Dataset entries

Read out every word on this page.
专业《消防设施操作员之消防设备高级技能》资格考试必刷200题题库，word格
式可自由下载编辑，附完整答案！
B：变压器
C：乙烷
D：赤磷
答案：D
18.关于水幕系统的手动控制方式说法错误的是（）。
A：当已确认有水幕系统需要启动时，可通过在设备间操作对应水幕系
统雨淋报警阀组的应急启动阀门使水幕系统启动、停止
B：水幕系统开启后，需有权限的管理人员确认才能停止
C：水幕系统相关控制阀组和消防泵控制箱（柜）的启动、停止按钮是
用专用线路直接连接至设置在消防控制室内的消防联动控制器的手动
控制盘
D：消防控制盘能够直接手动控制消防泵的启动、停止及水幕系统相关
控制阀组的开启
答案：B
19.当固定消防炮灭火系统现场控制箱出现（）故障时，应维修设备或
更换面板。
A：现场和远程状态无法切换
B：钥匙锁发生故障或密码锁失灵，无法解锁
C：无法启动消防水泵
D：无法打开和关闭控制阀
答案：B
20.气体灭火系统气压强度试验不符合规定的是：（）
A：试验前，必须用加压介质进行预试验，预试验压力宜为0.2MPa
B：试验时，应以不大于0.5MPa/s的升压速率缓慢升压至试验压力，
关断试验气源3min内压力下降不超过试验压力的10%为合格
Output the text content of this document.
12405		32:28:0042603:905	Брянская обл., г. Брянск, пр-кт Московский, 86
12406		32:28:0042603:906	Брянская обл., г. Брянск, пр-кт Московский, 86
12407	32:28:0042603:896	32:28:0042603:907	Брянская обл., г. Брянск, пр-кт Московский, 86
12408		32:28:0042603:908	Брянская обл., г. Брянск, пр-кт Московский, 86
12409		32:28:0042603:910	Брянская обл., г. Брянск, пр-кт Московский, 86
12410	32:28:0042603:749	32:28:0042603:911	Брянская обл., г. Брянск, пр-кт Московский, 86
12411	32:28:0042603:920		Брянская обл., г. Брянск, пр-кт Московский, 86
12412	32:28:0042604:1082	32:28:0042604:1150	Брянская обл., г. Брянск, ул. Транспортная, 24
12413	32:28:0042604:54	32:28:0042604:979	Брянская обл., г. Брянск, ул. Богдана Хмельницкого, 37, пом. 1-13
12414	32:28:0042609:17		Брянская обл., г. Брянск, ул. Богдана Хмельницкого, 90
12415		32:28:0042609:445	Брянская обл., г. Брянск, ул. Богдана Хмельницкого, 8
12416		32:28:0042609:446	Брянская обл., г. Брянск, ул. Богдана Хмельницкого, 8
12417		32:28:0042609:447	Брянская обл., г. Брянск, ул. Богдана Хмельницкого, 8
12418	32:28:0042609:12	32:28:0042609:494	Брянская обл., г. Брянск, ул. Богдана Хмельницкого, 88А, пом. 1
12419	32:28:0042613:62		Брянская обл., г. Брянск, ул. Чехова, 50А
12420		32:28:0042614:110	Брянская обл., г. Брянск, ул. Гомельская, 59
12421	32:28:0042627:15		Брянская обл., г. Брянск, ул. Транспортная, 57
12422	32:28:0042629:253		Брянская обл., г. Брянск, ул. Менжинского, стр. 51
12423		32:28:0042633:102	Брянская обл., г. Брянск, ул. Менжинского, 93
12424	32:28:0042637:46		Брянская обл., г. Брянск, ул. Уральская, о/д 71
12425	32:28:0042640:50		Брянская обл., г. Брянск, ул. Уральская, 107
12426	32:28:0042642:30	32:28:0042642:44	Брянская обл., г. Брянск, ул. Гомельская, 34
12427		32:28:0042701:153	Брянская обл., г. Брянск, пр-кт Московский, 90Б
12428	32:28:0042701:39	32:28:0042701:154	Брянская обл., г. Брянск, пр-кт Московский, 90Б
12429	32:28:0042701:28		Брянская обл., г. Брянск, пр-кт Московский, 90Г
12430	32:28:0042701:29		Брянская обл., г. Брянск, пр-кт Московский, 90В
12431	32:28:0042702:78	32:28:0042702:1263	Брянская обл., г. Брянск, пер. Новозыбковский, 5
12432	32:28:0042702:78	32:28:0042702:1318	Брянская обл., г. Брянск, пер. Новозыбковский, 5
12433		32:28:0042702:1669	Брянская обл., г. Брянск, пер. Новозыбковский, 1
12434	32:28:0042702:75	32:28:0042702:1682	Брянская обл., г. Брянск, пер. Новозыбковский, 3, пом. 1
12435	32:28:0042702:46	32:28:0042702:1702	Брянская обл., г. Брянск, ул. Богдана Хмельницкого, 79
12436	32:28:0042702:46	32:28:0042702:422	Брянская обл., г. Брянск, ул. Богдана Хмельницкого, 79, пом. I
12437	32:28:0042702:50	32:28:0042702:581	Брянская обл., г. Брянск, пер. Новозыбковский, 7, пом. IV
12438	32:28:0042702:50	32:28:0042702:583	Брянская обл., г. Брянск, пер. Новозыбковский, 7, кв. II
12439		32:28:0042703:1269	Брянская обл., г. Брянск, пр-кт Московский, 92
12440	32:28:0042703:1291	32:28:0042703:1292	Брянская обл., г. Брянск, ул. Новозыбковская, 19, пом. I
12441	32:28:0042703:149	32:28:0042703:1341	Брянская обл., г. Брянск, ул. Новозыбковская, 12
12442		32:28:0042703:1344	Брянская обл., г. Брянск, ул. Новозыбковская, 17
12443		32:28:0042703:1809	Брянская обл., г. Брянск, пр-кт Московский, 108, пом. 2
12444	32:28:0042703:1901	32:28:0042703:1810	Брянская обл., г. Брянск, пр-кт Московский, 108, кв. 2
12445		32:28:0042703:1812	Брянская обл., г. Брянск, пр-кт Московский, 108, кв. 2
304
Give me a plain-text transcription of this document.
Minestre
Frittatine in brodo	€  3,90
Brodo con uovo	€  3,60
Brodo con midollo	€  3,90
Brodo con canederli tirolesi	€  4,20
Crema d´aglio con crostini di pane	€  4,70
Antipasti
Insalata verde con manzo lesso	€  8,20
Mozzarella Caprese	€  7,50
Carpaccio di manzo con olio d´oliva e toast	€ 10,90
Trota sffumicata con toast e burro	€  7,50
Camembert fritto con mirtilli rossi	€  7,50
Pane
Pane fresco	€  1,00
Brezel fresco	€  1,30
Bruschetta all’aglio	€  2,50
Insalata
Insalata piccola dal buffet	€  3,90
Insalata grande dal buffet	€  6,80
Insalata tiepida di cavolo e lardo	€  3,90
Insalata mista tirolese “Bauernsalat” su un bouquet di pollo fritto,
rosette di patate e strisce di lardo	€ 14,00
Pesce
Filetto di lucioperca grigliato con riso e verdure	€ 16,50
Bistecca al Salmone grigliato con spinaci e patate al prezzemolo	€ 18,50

### Exercise
Every entry must be quoted exactly as it appears above.

### Full response
Read out every word on this page.
专业《消防设施操作员之消防设备高级技能》资格考试必刷200题题库，word格
式可自由下载编辑，附完整答案！
B：变压器
C：乙烷
D：赤磷
答案：D
18.关于水幕系统的手动控制方式说法错误的是（）。
A：当已确认有水幕系统需要启动时，可通过在设备间操作对应水幕系
统雨淋报警阀组的应急启动阀门使水幕系统启动、停止
B：水幕系统开启后，需有权限的管理人员确认才能停止
C：水幕系统相关控制阀组和消防泵控制箱（柜）的启动、停止按钮是
用专用线路直接连接至设置在消防控制室内的消防联动控制器的手动
控制盘
D：消防控制盘能够直接手动控制消防泵的启动、停止及水幕系统相关
控制阀组的开启
答案：B
19.当固定消防炮灭火系统现场控制箱出现（）故障时，应维修设备或
更换面板。
A：现场和远程状态无法切换
B：钥匙锁发生故障或密码锁失灵，无法解锁
C：无法启动消防水泵
D：无法打开和关闭控制阀
答案：B
20.气体灭火系统气压强度试验不符合规定的是：（）
A：试验前，必须用加压介质进行预试验，预试验压力宜为0.2MPa
B：试验时，应以不大于0.5MPa/s的升压速率缓慢升压至试验压力，
关断试验气源3min内压力下降不超过试验压力的10%为合格
Output the text content of this document.
12405		32:28:0042603:905	Брянская обл., г. Брянск, пр-кт Московский, 86
12406		32:28:0042603:906	Брянская обл., г. Брянск, пр-кт Московский, 86
12407	32:28:0042603:896	32:28:0042603:907	Брянская обл., г. Брянск, пр-кт Московский, 86
12408		32:28:0042603:908	Брянская обл., г. Брянск, пр-кт Московский, 86
12409		32:28:0042603:910	Брянская обл., г. Брянск, пр-кт Московский, 86
12410	32:28:0042603:749	32:28:0042603:911	Брянская обл., г. Брянск, пр-кт Московский, 86
12411	32:28:0042603:920		Брянская обл., г. Брянск, пр-кт Московский, 86
12412	32:28:0042604:1082	32:28:0042604:1150	Брянская обл., г. Брянск, ул. Транспортная, 24
12413	32:28:0042604:54	32:28:0042604:979	Брянская обл., г. Брянск, ул. Богдана Хмельницкого, 37, пом. 1-13
12414	32:28:0042609:17		Брянская обл., г. Брянск, ул. Богдана Хмельницкого, 90
12415		32:28:0042609:445	Брянская обл., г. Брянск, ул. Богдана Хмельницкого, 8
12416		32:28:0042609:446	Брянская обл., г. Брянск, ул. Богдана Хмельницкого, 8
12417		32:28:0042609:447	Брянская обл., г. Брянск, ул. Богдана Хмельницкого, 8
12418	32:28:0042609:12	32:28:0042609:494	Брянская обл., г. Брянск, ул. Богдана Хмельницкого, 88А, пом. 1
12419	32:28:0042613:62		Брянская обл., г. Брянск, ул. Чехова, 50А
12420		32:28:0042614:110	Брянская обл., г. Брянск, ул. Гомельская, 59
12421	32:28:0042627:15		Брянская обл., г. Брянск, ул. Транспортная, 57
12422	32:28:0042629:253		Брянская обл., г. Брянск, ул. Менжинского, стр. 51
12423		32:28:0042633:102	Брянская обл., г. Брянск, ул. Менжинского, 93
12424	32:28:0042637:46		Брянская обл., г. Брянск, ул. Уральская, о/д 71
12425	32:28:0042640:50		Брянская обл., г. Брянск, ул. Уральская, 107
12426	32:28:0042642:30	32:28:0042642:44	Брянская обл., г. Брянск, ул. Гомельская, 34
12427		32:28:0042701:153	Брянская обл., г. Брянск, пр-кт Московский, 90Б
12428	32:28:0042701:39	32:28:0042701:154	Брянская обл., г. Брянск, пр-кт Московский, 90Б
12429	32:28:0042701:28		Брянская обл., г. Брянск, пр-кт Московский, 90Г
12430	32:28:0042701:29		Брянская обл., г. Брянск, пр-кт Московский, 90В
12431	32:28:0042702:78	32:28:0042702:1263	Брянская обл., г. Брянск, пер. Новозыбковский, 5
12432	32:28:0042702:78	32:28:0042702:1318	Брянская обл., г. Брянск, пер. Новозыбковский, 5
12433		32:28:0042702:1669	Брянская обл., г. Брянск, пер. Новозыбковский, 1
12434	32:28:0042702:75	32:28:0042702:1682	Брянская обл., г. Брянск, пер. Новозыбковский, 3, пом. 1
12435	32:28:0042702:46	32:28:0042702:1702	Брянская обл., г. Брянск, ул. Богдана Хмельницкого, 79
12436	32:28:0042702:46	32:28:0042702:422	Брянская обл., г. Брянск, ул. Богдана Хмельницкого, 79, пом. I
12437	32:28:0042702:50	32:28:0042702:581	Брянская обл., г. Брянск, пер. Новозыбковский, 7, пом. IV
12438	32:28:0042702:50	32:28:0042702:583	Брянская обл., г. Брянск, пер. Новозыбковский, 7, кв. II
12439		32:28:0042703:1269	Брянская обл., г. Брянск, пр-кт Московский, 92
12440	32:28:0042703:1291	32:28:0042703:1292	Брянская обл., г. Брянск, ул. Новозыбковская, 19, пом. I
12441	32:28:0042703:149	32:28:0042703:1341	Брянская обл., г. Брянск, ул. Новозыбковская, 12
12442		32:28:0042703:1344	Брянская обл., г. Брянск, ул. Новозыбковская, 17
12443		32:28:0042703:1809	Брянская обл., г. Брянск, пр-кт Московский, 108, пом. 2
12444	32:28:0042703:1901	32:28:0042703:1810	Брянская обл., г. Брянск, пр-кт Московский, 108, кв. 2
12445		32:28:0042703:1812	Брянская обл., г. Брянск, пр-кт Московский, 108, кв. 2
304
Give me a plain-text transcription of this document.
Minestre
Frittatine in brodo	€  3,90
Brodo con uovo	€  3,60
Brodo con midollo	€  3,90
Brodo con canederli tirolesi	€  4,20
Crema d´aglio con crostini di pane	€  4,70
Antipasti
Insalata verde con manzo lesso	€  8,20
Mozzarella Caprese	€  7,50
Carpaccio di manzo con olio d´oliva e toast	€ 10,90
Trota sffumicata con toast e burro	€  7,50
Camembert fritto con mirtilli rossi	€  7,50
Pane
Pane fresco	€  1,00
Brezel fresco	€  1,30
Bruschetta all’aglio	€  2,50
Insalata
Insalata piccola dal buffet	€  3,90
Insalata grande dal buffet	€  6,80
Insalata tiepida di cavolo e lardo	€  3,90
Insalata mista tirolese “Bauernsalat” su un bouquet di pollo fritto,
rosette di patate e strisce di lardo	€ 14,00
Pesce
Filetto di lucioperca grigliato con riso e verdure	€ 16,50
Bistecca al Salmone grigliato con spinaci e patate al prezzemolo	€ 18,50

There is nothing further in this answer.